AIM OF THE TASK
Lay out every line of the items below as a JSON list of strings, one string per line, leaving out blank lines.

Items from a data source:
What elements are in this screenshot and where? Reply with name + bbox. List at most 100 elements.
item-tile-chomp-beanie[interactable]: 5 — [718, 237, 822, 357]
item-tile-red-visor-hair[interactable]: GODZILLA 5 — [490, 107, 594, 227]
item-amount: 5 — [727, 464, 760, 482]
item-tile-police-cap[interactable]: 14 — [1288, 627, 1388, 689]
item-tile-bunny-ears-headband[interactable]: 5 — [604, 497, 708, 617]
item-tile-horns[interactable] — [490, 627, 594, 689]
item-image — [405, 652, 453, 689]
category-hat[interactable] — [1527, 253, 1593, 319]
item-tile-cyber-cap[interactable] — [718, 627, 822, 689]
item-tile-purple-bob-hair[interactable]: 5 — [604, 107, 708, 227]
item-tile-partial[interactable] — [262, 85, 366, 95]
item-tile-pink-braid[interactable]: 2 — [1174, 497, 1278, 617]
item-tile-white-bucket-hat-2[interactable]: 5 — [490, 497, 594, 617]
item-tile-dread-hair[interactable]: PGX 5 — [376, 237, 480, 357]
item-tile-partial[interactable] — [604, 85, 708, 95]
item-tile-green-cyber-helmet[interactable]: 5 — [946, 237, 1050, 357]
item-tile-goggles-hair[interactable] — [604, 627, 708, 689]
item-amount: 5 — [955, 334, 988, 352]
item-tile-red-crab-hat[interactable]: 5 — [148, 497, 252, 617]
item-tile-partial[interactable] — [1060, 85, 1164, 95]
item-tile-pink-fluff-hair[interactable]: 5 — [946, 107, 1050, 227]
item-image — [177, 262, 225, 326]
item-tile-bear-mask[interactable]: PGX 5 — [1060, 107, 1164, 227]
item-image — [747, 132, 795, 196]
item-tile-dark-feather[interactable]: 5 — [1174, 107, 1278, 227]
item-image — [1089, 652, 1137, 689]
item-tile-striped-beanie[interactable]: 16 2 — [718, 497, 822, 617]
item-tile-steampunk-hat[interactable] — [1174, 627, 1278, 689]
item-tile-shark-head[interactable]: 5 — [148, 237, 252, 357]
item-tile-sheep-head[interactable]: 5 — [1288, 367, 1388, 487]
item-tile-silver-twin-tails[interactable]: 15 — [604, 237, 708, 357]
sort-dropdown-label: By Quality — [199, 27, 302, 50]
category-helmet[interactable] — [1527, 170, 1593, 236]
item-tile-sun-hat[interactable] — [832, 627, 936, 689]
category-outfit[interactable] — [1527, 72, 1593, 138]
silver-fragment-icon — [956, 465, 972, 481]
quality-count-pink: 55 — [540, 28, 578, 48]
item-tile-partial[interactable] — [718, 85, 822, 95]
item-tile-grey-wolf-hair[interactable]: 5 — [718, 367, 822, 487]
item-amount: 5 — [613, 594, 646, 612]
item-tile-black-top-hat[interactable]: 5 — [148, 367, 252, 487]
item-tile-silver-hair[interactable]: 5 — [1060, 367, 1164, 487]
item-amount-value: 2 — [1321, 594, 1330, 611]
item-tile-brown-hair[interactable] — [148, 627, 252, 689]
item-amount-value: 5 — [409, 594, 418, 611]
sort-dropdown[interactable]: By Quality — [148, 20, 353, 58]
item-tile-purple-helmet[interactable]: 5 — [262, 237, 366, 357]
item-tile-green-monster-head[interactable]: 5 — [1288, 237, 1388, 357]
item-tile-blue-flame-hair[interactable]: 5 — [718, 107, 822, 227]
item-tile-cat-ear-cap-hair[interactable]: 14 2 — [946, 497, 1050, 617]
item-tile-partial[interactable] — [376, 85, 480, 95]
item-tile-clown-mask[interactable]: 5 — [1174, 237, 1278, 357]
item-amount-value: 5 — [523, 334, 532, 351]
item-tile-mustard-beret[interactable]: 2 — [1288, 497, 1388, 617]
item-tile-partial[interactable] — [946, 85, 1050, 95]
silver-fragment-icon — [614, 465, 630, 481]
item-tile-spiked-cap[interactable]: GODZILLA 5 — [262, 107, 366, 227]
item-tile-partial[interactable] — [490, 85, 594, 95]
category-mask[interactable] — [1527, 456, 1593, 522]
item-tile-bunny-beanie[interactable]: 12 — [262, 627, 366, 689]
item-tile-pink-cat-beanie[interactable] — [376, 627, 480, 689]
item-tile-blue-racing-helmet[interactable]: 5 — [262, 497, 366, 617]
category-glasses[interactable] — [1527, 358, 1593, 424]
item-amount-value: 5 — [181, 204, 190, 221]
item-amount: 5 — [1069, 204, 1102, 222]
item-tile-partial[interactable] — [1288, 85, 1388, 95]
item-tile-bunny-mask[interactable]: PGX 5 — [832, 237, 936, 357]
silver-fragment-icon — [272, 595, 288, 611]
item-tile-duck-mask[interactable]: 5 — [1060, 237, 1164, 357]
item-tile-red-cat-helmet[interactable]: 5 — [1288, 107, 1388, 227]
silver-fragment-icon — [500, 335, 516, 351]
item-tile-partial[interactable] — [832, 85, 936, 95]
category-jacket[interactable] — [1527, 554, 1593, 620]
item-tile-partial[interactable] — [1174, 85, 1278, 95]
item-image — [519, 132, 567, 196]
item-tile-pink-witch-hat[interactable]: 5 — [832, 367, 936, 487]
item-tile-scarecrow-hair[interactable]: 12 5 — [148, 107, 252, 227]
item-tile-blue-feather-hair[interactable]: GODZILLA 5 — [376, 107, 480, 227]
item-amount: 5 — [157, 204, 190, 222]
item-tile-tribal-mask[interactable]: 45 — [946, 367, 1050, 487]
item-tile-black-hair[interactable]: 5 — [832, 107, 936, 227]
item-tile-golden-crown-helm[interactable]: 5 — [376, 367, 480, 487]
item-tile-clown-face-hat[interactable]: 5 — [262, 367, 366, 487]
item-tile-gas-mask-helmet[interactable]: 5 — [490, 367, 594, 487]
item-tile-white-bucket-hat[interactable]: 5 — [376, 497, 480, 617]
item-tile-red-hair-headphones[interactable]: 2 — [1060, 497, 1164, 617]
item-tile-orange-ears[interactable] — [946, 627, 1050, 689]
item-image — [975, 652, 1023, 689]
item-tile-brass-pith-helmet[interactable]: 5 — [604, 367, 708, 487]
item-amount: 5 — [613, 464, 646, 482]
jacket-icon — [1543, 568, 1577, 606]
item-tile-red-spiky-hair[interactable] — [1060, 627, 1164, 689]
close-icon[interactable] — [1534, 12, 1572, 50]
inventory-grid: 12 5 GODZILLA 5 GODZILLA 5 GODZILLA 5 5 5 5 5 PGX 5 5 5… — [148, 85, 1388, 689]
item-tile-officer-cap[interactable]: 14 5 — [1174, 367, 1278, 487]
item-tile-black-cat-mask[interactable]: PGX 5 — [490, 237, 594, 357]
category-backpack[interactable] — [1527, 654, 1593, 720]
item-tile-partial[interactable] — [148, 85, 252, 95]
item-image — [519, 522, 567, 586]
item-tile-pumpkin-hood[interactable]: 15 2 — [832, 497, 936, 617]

RESPONSE BELOW
[
  "What elements are in this screenshot and where? Reply with name + bbox. List at most 100 elements.",
  "item-tile-chomp-beanie[interactable]: 5 — [718, 237, 822, 357]",
  "item-tile-red-visor-hair[interactable]: GODZILLA 5 — [490, 107, 594, 227]",
  "item-amount: 5 — [727, 464, 760, 482]",
  "item-tile-police-cap[interactable]: 14 — [1288, 627, 1388, 689]",
  "item-tile-bunny-ears-headband[interactable]: 5 — [604, 497, 708, 617]",
  "item-tile-horns[interactable] — [490, 627, 594, 689]",
  "item-image — [405, 652, 453, 689]",
  "category-hat[interactable] — [1527, 253, 1593, 319]",
  "item-tile-cyber-cap[interactable] — [718, 627, 822, 689]",
  "item-tile-purple-bob-hair[interactable]: 5 — [604, 107, 708, 227]",
  "item-tile-partial[interactable] — [262, 85, 366, 95]",
  "item-tile-pink-braid[interactable]: 2 — [1174, 497, 1278, 617]",
  "item-tile-white-bucket-hat-2[interactable]: 5 — [490, 497, 594, 617]",
  "item-tile-dread-hair[interactable]: PGX 5 — [376, 237, 480, 357]",
  "item-tile-partial[interactable] — [604, 85, 708, 95]",
  "item-tile-green-cyber-helmet[interactable]: 5 — [946, 237, 1050, 357]",
  "item-tile-goggles-hair[interactable] — [604, 627, 708, 689]",
  "item-amount: 5 — [955, 334, 988, 352]",
  "item-tile-red-crab-hat[interactable]: 5 — [148, 497, 252, 617]",
  "item-tile-partial[interactable] — [1060, 85, 1164, 95]",
  "item-tile-pink-fluff-hair[interactable]: 5 — [946, 107, 1050, 227]",
  "item-image — [177, 262, 225, 326]",
  "item-tile-bear-mask[interactable]: PGX 5 — [1060, 107, 1164, 227]",
  "item-image — [747, 132, 795, 196]",
  "item-tile-dark-feather[interactable]: 5 — [1174, 107, 1278, 227]",
  "item-image — [1089, 652, 1137, 689]",
  "item-tile-striped-beanie[interactable]: 16 2 — [718, 497, 822, 617]",
  "item-tile-steampunk-hat[interactable] — [1174, 627, 1278, 689]",
  "item-tile-shark-head[interactable]: 5 — [148, 237, 252, 357]",
  "item-tile-sheep-head[interactable]: 5 — [1288, 367, 1388, 487]",
  "item-tile-silver-twin-tails[interactable]: 15 — [604, 237, 708, 357]",
  "sort-dropdown-label: By Quality — [199, 27, 302, 50]",
  "category-helmet[interactable] — [1527, 170, 1593, 236]",
  "item-tile-sun-hat[interactable] — [832, 627, 936, 689]",
  "category-outfit[interactable] — [1527, 72, 1593, 138]",
  "silver-fragment-icon — [956, 465, 972, 481]",
  "quality-count-pink: 55 — [540, 28, 578, 48]",
  "item-tile-partial[interactable] — [718, 85, 822, 95]",
  "item-tile-grey-wolf-hair[interactable]: 5 — [718, 367, 822, 487]",
  "item-amount: 5 — [613, 594, 646, 612]",
  "item-tile-black-top-hat[interactable]: 5 — [148, 367, 252, 487]",
  "item-tile-silver-hair[interactable]: 5 — [1060, 367, 1164, 487]",
  "item-amount-value: 2 — [1321, 594, 1330, 611]",
  "item-tile-brown-hair[interactable] — [148, 627, 252, 689]",
  "item-amount-value: 5 — [409, 594, 418, 611]",
  "sort-dropdown[interactable]: By Quality — [148, 20, 353, 58]",
  "item-tile-purple-helmet[interactable]: 5 — [262, 237, 366, 357]",
  "item-tile-green-monster-head[interactable]: 5 — [1288, 237, 1388, 357]",
  "item-tile-blue-flame-hair[interactable]: 5 — [718, 107, 822, 227]",
  "item-tile-cat-ear-cap-hair[interactable]: 14 2 — [946, 497, 1050, 617]",
  "item-tile-partial[interactable] — [376, 85, 480, 95]",
  "item-tile-clown-mask[interactable]: 5 — [1174, 237, 1278, 357]",
  "item-amount-value: 5 — [523, 334, 532, 351]",
  "item-tile-mustard-beret[interactable]: 2 — [1288, 497, 1388, 617]",
  "item-tile-partial[interactable] — [946, 85, 1050, 95]",
  "silver-fragment-icon — [614, 465, 630, 481]",
  "item-tile-spiked-cap[interactable]: GODZILLA 5 — [262, 107, 366, 227]",
  "item-tile-partial[interactable] — [490, 85, 594, 95]",
  "category-mask[interactable] — [1527, 456, 1593, 522]",
  "item-tile-bunny-beanie[interactable]: 12 — [262, 627, 366, 689]",
  "item-tile-pink-cat-beanie[interactable] — [376, 627, 480, 689]",
  "item-tile-blue-racing-helmet[interactable]: 5 — [262, 497, 366, 617]",
  "category-glasses[interactable] — [1527, 358, 1593, 424]",
  "item-amount-value: 5 — [181, 204, 190, 221]",
  "item-amount: 5 — [1069, 204, 1102, 222]",
  "item-tile-partial[interactable] — [1288, 85, 1388, 95]",
  "item-tile-bunny-mask[interactable]: PGX 5 — [832, 237, 936, 357]",
  "silver-fragment-icon — [272, 595, 288, 611]",
  "item-tile-duck-mask[interactable]: 5 — [1060, 237, 1164, 357]",
  "item-tile-red-cat-helmet[interactable]: 5 — [1288, 107, 1388, 227]",
  "silver-fragment-icon — [500, 335, 516, 351]",
  "item-tile-partial[interactable] — [832, 85, 936, 95]",
  "category-jacket[interactable] — [1527, 554, 1593, 620]",
  "item-tile-partial[interactable] — [1174, 85, 1278, 95]",
  "item-image — [519, 132, 567, 196]",
  "item-tile-pink-witch-hat[interactable]: 5 — [832, 367, 936, 487]",
  "item-tile-scarecrow-hair[interactable]: 12 5 — [148, 107, 252, 227]",
  "item-tile-blue-feather-hair[interactable]: GODZILLA 5 — [376, 107, 480, 227]",
  "item-amount: 5 — [157, 204, 190, 222]",
  "item-tile-tribal-mask[interactable]: 45 — [946, 367, 1050, 487]",
  "item-tile-black-hair[interactable]: 5 — [832, 107, 936, 227]",
  "item-tile-golden-crown-helm[interactable]: 5 — [376, 367, 480, 487]",
  "item-tile-clown-face-hat[interactable]: 5 — [262, 367, 366, 487]",
  "item-tile-gas-mask-helmet[interactable]: 5 — [490, 367, 594, 487]",
  "item-tile-white-bucket-hat[interactable]: 5 — [376, 497, 480, 617]",
  "item-tile-red-hair-headphones[interactable]: 2 — [1060, 497, 1164, 617]",
  "item-tile-orange-ears[interactable] — [946, 627, 1050, 689]",
  "item-image — [975, 652, 1023, 689]",
  "item-tile-brass-pith-helmet[interactable]: 5 — [604, 367, 708, 487]",
  "item-amount: 5 — [613, 464, 646, 482]",
  "jacket-icon — [1543, 568, 1577, 606]",
  "item-tile-red-spiky-hair[interactable] — [1060, 627, 1164, 689]",
  "close-icon[interactable] — [1534, 12, 1572, 50]",
  "inventory-grid: 12 5 GODZILLA 5 GODZILLA 5 GODZILLA 5 5 5 5 5 PGX 5 5 5… — [148, 85, 1388, 689]",
  "item-tile-officer-cap[interactable]: 14 5 — [1174, 367, 1278, 487]",
  "item-tile-black-cat-mask[interactable]: PGX 5 — [490, 237, 594, 357]",
  "category-backpack[interactable] — [1527, 654, 1593, 720]",
  "item-tile-partial[interactable] — [148, 85, 252, 95]",
  "item-image — [519, 522, 567, 586]",
  "item-tile-pumpkin-hood[interactable]: 15 2 — [832, 497, 936, 617]"
]